◆ DATASET CONTENT
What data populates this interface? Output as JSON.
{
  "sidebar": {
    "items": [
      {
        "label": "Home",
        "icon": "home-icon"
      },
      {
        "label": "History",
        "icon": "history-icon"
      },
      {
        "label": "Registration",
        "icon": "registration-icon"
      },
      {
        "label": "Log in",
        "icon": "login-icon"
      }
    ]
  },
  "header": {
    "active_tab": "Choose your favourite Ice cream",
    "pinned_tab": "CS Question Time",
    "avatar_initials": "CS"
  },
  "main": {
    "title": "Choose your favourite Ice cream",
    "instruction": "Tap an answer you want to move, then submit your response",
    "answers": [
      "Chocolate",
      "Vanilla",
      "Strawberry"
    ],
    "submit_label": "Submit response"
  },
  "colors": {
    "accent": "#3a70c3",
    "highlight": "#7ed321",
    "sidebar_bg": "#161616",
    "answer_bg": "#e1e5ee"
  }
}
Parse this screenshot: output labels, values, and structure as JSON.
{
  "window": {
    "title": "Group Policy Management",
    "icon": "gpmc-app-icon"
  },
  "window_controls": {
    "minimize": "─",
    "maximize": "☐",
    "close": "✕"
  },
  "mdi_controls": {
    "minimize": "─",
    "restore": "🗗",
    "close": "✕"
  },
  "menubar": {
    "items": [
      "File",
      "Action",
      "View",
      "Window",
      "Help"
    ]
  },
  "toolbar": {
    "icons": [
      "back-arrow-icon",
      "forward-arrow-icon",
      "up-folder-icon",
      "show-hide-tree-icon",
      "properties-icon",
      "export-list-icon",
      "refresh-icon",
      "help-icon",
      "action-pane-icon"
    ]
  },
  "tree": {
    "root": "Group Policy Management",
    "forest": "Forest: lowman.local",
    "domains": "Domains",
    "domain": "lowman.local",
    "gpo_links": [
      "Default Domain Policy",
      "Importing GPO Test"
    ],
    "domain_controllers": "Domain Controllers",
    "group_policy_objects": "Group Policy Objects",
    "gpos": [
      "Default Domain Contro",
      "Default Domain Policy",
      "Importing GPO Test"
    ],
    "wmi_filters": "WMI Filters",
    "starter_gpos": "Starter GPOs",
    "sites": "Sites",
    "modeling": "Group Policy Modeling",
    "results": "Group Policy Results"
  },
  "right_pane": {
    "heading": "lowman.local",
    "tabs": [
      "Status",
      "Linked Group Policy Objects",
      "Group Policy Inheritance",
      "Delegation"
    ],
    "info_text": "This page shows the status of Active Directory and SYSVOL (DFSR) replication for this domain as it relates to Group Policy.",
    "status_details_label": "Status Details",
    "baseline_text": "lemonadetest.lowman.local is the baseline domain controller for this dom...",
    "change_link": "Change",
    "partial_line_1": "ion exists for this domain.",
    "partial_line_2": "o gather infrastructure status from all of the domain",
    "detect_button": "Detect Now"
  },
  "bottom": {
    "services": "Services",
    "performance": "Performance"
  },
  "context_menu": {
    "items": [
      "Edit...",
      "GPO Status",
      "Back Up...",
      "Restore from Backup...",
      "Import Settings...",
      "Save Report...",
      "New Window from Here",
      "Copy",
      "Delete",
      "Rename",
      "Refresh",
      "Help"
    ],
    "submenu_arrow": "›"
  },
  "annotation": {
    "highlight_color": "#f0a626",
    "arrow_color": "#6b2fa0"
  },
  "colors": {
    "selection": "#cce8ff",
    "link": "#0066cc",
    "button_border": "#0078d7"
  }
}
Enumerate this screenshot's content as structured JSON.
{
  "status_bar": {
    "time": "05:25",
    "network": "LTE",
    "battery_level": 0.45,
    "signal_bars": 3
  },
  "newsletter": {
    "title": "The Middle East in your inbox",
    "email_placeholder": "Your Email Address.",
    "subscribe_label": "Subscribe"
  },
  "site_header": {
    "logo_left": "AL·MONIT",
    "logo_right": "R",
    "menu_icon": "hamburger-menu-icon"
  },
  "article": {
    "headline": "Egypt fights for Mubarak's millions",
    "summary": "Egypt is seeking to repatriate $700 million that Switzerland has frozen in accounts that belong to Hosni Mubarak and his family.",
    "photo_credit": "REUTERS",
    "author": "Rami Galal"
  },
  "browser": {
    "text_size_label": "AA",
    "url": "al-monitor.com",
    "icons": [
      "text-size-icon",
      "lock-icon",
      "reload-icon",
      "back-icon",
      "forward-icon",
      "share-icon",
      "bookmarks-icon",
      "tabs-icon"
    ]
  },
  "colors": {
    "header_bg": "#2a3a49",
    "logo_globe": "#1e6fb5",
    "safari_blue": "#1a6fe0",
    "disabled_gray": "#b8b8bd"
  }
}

◆ TASK INSTRUCTIONS
Locate the word "local" in the records above, and return each line that has it.

◆ TASK RESPONSE
    "forest": "Forest: lowman.local",
    "domain": "lowman.local",
    "heading": "lowman.local",
    "baseline_text": "lemonadetest.lowman.local is the baseline domain controller for this dom...",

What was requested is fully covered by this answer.